Entries with figure data
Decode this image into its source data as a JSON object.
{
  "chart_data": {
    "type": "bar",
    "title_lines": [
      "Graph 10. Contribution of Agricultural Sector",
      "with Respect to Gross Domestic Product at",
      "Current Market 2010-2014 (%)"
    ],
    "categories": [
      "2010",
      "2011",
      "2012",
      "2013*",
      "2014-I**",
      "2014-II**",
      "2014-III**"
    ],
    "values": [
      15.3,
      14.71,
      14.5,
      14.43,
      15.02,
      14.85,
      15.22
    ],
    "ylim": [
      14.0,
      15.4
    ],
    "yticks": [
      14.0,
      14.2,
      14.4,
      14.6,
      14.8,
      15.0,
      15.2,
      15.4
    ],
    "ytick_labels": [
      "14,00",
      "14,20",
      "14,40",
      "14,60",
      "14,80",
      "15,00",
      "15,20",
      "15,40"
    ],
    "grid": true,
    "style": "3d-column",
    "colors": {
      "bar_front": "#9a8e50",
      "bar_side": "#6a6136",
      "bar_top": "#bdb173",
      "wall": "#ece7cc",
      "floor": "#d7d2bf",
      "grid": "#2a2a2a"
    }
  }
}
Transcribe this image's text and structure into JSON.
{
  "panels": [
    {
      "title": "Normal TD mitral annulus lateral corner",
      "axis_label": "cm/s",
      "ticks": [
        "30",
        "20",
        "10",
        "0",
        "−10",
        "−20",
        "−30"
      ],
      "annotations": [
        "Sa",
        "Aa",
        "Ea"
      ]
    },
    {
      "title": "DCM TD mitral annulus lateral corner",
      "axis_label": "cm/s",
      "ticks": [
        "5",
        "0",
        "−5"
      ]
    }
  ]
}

- What you are asked to do -
Of all the lines above, how many contain the word "JSON"? Give the number and nothing else.

- Answer to the task -
2